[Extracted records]
----------
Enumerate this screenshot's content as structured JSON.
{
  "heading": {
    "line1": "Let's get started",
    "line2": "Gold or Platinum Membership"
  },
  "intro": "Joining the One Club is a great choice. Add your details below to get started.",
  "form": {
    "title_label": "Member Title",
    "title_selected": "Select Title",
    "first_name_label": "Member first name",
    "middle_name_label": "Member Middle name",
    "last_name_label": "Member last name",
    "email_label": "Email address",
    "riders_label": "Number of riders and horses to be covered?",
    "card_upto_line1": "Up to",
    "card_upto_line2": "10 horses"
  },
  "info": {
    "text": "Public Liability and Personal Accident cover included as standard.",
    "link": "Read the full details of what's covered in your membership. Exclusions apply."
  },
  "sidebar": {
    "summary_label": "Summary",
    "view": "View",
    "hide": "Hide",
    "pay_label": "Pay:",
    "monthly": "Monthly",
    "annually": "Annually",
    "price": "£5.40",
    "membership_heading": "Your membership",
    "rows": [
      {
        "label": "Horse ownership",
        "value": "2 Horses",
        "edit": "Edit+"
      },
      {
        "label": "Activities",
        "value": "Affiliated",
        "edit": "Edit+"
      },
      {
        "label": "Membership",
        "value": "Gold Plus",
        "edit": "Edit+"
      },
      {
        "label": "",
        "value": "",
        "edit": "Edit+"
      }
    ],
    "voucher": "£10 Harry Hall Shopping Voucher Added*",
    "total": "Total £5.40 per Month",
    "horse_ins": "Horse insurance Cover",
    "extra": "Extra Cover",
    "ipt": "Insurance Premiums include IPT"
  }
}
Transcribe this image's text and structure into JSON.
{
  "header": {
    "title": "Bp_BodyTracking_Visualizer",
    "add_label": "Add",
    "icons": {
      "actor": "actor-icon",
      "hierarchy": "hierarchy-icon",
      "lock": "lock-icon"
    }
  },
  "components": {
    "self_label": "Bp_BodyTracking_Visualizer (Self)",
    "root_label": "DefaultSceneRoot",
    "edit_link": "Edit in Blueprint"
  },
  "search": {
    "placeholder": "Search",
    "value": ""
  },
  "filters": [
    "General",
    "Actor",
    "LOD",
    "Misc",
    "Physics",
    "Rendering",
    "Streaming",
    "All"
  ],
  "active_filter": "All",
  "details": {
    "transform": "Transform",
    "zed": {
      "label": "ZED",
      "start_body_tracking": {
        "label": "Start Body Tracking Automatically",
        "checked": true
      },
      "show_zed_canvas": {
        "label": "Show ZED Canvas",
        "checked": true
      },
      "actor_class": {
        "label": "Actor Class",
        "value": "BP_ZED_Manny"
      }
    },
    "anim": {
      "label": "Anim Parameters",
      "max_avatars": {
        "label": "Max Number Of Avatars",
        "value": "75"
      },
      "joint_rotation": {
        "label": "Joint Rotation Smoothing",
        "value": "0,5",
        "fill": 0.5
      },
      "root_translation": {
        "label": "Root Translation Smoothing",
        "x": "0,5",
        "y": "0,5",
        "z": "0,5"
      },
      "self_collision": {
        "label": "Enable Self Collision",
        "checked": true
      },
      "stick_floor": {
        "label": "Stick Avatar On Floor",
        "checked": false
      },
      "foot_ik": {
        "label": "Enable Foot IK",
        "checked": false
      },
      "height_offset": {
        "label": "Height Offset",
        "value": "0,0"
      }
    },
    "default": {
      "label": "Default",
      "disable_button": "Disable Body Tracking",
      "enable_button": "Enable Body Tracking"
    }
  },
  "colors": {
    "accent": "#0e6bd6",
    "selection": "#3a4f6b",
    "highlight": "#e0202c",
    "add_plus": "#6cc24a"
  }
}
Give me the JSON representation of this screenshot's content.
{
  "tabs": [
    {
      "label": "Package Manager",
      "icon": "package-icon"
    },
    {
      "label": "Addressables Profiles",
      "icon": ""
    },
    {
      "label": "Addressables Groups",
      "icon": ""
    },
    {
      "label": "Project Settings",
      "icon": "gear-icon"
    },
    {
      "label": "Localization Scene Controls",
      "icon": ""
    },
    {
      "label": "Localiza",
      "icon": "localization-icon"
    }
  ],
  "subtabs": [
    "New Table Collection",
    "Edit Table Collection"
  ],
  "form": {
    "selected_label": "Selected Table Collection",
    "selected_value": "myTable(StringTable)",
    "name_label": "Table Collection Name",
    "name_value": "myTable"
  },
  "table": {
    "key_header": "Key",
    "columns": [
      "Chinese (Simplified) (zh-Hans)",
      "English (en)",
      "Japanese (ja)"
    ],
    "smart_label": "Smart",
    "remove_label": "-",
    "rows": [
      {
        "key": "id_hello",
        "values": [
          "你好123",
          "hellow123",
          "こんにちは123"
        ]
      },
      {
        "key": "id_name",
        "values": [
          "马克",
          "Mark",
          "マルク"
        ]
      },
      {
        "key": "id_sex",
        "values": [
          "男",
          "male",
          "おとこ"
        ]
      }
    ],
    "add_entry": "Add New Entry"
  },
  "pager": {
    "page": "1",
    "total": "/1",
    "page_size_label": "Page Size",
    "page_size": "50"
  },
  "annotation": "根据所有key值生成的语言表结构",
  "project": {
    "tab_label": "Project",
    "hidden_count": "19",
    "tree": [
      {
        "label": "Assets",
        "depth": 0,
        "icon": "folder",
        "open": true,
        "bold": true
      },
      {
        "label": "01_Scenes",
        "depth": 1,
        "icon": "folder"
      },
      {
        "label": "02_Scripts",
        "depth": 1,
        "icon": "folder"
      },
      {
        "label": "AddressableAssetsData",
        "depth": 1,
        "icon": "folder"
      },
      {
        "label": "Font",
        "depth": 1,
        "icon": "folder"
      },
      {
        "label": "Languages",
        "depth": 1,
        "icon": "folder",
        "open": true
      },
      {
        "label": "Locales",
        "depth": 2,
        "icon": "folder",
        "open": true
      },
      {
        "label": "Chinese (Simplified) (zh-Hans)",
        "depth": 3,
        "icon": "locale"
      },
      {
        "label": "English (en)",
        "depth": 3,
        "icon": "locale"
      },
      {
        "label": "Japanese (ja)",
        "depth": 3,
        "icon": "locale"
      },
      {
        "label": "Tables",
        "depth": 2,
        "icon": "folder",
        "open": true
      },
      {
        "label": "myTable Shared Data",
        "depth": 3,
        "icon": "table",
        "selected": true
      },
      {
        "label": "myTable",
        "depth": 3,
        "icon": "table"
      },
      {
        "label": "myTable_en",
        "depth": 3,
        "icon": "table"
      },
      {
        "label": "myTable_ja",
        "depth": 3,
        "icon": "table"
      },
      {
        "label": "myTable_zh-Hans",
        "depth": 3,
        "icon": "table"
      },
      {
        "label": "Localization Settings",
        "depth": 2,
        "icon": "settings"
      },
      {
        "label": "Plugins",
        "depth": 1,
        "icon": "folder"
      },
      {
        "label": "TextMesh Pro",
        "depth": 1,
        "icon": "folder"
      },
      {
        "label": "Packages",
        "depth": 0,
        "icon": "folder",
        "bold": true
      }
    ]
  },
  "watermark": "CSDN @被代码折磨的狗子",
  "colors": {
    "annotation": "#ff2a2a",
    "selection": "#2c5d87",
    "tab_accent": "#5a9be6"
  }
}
----------
* [Stated exercise]:
Extract all of the data shown above without alteration.

* [Task solution]:
Enumerate this screenshot's content as structured JSON.
{
  "heading": {
    "line1": "Let's get started",
    "line2": "Gold or Platinum Membership"
  },
  "intro": "Joining the One Club is a great choice. Add your details below to get started.",
  "form": {
    "title_label": "Member Title",
    "title_selected": "Select Title",
    "first_name_label": "Member first name",
    "middle_name_label": "Member Middle name",
    "last_name_label": "Member last name",
    "email_label": "Email address",
    "riders_label": "Number of riders and horses to be covered?",
    "card_upto_line1": "Up to",
    "card_upto_line2": "10 horses"
  },
  "info": {
    "text": "Public Liability and Personal Accident cover included as standard.",
    "link": "Read the full details of what's covered in your membership. Exclusions apply."
  },
  "sidebar": {
    "summary_label": "Summary",
    "view": "View",
    "hide": "Hide",
    "pay_label": "Pay:",
    "monthly": "Monthly",
    "annually": "Annually",
    "price": "£5.40",
    "membership_heading": "Your membership",
    "rows": [
      {
        "label": "Horse ownership",
        "value": "2 Horses",
        "edit": "Edit+"
      },
      {
        "label": "Activities",
        "value": "Affiliated",
        "edit": "Edit+"
      },
      {
        "label": "Membership",
        "value": "Gold Plus",
        "edit": "Edit+"
      },
      {
        "label": "",
        "value": "",
        "edit": "Edit+"
      }
    ],
    "voucher": "£10 Harry Hall Shopping Voucher Added*",
    "total": "Total £5.40 per Month",
    "horse_ins": "Horse insurance Cover",
    "extra": "Extra Cover",
    "ipt": "Insurance Premiums include IPT"
  }
}
Transcribe this image's text and structure into JSON.
{
  "header": {
    "title": "Bp_BodyTracking_Visualizer",
    "add_label": "Add",
    "icons": {
      "actor": "actor-icon",
      "hierarchy": "hierarchy-icon",
      "lock": "lock-icon"
    }
  },
  "components": {
    "self_label": "Bp_BodyTracking_Visualizer (Self)",
    "root_label": "DefaultSceneRoot",
    "edit_link": "Edit in Blueprint"
  },
  "search": {
    "placeholder": "Search",
    "value": ""
  },
  "filters": [
    "General",
    "Actor",
    "LOD",
    "Misc",
    "Physics",
    "Rendering",
    "Streaming",
    "All"
  ],
  "active_filter": "All",
  "details": {
    "transform": "Transform",
    "zed": {
      "label": "ZED",
      "start_body_tracking": {
        "label": "Start Body Tracking Automatically",
        "checked": true
      },
      "show_zed_canvas": {
        "label": "Show ZED Canvas",
        "checked": true
      },
      "actor_class": {
        "label": "Actor Class",
        "value": "BP_ZED_Manny"
      }
    },
    "anim": {
      "label": "Anim Parameters",
      "max_avatars": {
        "label": "Max Number Of Avatars",
        "value": "75"
      },
      "joint_rotation": {
        "label": "Joint Rotation Smoothing",
        "value": "0,5",
        "fill": 0.5
      },
      "root_translation": {
        "label": "Root Translation Smoothing",
        "x": "0,5",
        "y": "0,5",
        "z": "0,5"
      },
      "self_collision": {
        "label": "Enable Self Collision",
        "checked": true
      },
      "stick_floor": {
        "label": "Stick Avatar On Floor",
        "checked": false
      },
      "foot_ik": {
        "label": "Enable Foot IK",
        "checked": false
      },
      "height_offset": {
        "label": "Height Offset",
        "value": "0,0"
      }
    },
    "default": {
      "label": "Default",
      "disable_button": "Disable Body Tracking",
      "enable_button": "Enable Body Tracking"
    }
  },
  "colors": {
    "accent": "#0e6bd6",
    "selection": "#3a4f6b",
    "highlight": "#e0202c",
    "add_plus": "#6cc24a"
  }
}
Give me the JSON representation of this screenshot's content.
{
  "tabs": [
    {
      "label": "Package Manager",
      "icon": "package-icon"
    },
    {
      "label": "Addressables Profiles",
      "icon": ""
    },
    {
      "label": "Addressables Groups",
      "icon": ""
    },
    {
      "label": "Project Settings",
      "icon": "gear-icon"
    },
    {
      "label": "Localization Scene Controls",
      "icon": ""
    },
    {
      "label": "Localiza",
      "icon": "localization-icon"
    }
  ],
  "subtabs": [
    "New Table Collection",
    "Edit Table Collection"
  ],
  "form": {
    "selected_label": "Selected Table Collection",
    "selected_value": "myTable(StringTable)",
    "name_label": "Table Collection Name",
    "name_value": "myTable"
  },
  "table": {
    "key_header": "Key",
    "columns": [
      "Chinese (Simplified) (zh-Hans)",
      "English (en)",
      "Japanese (ja)"
    ],
    "smart_label": "Smart",
    "remove_label": "-",
    "rows": [
      {
        "key": "id_hello",
        "values": [
          "你好123",
          "hellow123",
          "こんにちは123"
        ]
      },
      {
        "key": "id_name",
        "values": [
          "马克",
          "Mark",
          "マルク"
        ]
      },
      {
        "key": "id_sex",
        "values": [
          "男",
          "male",
          "おとこ"
        ]
      }
    ],
    "add_entry": "Add New Entry"
  },
  "pager": {
    "page": "1",
    "total": "/1",
    "page_size_label": "Page Size",
    "page_size": "50"
  },
  "annotation": "根据所有key值生成的语言表结构",
  "project": {
    "tab_label": "Project",
    "hidden_count": "19",
    "tree": [
      {
        "label": "Assets",
        "depth": 0,
        "icon": "folder",
        "open": true,
        "bold": true
      },
      {
        "label": "01_Scenes",
        "depth": 1,
        "icon": "folder"
      },
      {
        "label": "02_Scripts",
        "depth": 1,
        "icon": "folder"
      },
      {
        "label": "AddressableAssetsData",
        "depth": 1,
        "icon": "folder"
      },
      {
        "label": "Font",
        "depth": 1,
        "icon": "folder"
      },
      {
        "label": "Languages",
        "depth": 1,
        "icon": "folder",
        "open": true
      },
      {
        "label": "Locales",
        "depth": 2,
        "icon": "folder",
        "open": true
      },
      {
        "label": "Chinese (Simplified) (zh-Hans)",
        "depth": 3,
        "icon": "locale"
      },
      {
        "label": "English (en)",
        "depth": 3,
        "icon": "locale"
      },
      {
        "label": "Japanese (ja)",
        "depth": 3,
        "icon": "locale"
      },
      {
        "label": "Tables",
        "depth": 2,
        "icon": "folder",
        "open": true
      },
      {
        "label": "myTable Shared Data",
        "depth": 3,
        "icon": "table",
        "selected": true
      },
      {
        "label": "myTable",
        "depth": 3,
        "icon": "table"
      },
      {
        "label": "myTable_en",
        "depth": 3,
        "icon": "table"
      },
      {
        "label": "myTable_ja",
        "depth": 3,
        "icon": "table"
      },
      {
        "label": "myTable_zh-Hans",
        "depth": 3,
        "icon": "table"
      },
      {
        "label": "Localization Settings",
        "depth": 2,
        "icon": "settings"
      },
      {
        "label": "Plugins",
        "depth": 1,
        "icon": "folder"
      },
      {
        "label": "TextMesh Pro",
        "depth": 1,
        "icon": "folder"
      },
      {
        "label": "Packages",
        "depth": 0,
        "icon": "folder",
        "bold": true
      }
    ]
  },
  "watermark": "CSDN @被代码折磨的狗子",
  "colors": {
    "annotation": "#ff2a2a",
    "selection": "#2c5d87",
    "tab_accent": "#5a9be6"
  }
}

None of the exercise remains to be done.